### [Stated problem]
Gather up the lines that contain "rsquo".

Data shown start

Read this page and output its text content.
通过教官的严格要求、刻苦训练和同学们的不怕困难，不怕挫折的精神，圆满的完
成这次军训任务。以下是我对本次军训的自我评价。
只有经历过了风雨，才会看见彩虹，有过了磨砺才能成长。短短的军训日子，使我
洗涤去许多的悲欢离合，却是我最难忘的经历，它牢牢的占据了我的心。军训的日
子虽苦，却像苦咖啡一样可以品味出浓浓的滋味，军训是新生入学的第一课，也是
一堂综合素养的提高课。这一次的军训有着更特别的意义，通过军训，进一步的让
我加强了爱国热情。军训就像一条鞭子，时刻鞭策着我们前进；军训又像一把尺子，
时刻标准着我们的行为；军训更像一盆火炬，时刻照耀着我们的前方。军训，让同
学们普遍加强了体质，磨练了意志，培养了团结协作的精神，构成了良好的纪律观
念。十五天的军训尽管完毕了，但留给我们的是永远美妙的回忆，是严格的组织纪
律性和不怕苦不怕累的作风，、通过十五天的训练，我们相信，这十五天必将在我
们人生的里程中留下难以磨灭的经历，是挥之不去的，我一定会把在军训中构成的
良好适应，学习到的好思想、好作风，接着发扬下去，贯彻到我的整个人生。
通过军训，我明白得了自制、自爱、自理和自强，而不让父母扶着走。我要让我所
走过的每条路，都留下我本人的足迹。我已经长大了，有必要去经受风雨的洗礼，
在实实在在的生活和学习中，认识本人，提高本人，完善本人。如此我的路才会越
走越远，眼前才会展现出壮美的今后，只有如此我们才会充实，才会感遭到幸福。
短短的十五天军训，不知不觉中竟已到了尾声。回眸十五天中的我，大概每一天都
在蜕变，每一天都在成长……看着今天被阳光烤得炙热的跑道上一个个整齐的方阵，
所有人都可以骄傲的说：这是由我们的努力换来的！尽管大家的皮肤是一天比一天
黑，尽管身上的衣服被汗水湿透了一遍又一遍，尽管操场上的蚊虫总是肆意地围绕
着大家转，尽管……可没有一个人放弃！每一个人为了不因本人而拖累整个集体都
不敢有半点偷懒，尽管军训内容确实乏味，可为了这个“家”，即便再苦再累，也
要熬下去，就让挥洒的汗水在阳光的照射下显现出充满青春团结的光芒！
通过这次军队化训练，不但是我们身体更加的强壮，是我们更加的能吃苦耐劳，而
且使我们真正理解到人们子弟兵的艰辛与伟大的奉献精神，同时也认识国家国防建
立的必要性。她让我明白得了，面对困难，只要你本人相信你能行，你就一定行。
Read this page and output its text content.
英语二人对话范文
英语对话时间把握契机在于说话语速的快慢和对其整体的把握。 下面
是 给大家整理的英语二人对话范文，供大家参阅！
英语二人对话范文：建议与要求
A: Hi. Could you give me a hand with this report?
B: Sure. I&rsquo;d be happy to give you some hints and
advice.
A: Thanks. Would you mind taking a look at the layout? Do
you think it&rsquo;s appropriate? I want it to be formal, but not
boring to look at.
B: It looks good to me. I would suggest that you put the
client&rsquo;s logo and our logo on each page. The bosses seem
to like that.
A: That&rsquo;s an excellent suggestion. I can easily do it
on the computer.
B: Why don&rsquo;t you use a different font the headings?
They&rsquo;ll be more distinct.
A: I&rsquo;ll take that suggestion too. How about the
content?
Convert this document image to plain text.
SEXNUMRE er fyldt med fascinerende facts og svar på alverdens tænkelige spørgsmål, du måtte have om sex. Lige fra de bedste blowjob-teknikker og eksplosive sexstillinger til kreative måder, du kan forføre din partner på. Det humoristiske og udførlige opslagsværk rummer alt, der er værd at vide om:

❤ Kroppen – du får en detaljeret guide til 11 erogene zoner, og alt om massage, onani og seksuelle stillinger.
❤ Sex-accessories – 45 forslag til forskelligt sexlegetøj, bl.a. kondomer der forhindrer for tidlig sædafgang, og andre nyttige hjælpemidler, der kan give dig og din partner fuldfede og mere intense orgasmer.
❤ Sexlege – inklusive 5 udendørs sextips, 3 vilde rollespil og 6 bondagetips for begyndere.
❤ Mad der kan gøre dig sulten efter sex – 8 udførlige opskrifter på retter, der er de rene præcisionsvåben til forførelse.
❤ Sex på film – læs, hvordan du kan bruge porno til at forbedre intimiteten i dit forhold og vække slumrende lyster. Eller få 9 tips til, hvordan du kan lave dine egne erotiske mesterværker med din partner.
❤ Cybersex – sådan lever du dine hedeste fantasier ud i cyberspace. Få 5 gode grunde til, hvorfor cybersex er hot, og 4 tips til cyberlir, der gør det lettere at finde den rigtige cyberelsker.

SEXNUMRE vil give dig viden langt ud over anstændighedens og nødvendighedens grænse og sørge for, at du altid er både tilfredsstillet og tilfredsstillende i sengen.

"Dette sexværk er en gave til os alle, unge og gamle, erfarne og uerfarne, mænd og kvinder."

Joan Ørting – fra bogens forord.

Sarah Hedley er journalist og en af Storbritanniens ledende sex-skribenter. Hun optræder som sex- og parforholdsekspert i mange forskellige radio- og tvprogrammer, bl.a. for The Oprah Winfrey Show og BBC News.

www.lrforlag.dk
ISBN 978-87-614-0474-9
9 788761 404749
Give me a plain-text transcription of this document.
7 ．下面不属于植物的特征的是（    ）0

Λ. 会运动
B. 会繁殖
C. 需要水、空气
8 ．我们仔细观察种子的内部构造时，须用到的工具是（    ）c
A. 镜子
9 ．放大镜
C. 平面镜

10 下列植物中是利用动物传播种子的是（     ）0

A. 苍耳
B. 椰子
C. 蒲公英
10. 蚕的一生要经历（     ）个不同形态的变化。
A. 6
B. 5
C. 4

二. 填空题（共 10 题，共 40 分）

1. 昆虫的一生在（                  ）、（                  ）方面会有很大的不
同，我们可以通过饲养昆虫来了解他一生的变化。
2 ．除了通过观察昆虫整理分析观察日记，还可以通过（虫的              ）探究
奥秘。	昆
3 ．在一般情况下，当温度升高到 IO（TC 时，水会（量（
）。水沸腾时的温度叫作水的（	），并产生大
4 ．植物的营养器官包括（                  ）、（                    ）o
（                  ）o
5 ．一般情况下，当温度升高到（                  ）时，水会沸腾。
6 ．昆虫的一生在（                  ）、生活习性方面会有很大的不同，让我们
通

Data shown end

### [Right answer]
B: Sure. I&rsquo;d be happy to give you some hints and
you think it&rsquo;s appropriate? I want it to be formal, but not
client&rsquo;s logo and our logo on each page. The bosses seem
A: That&rsquo;s an excellent suggestion. I can easily do it
B: Why don&rsquo;t you use a different font the headings?
They&rsquo;ll be more distinct.
A: I&rsquo;ll take that suggestion too. How about the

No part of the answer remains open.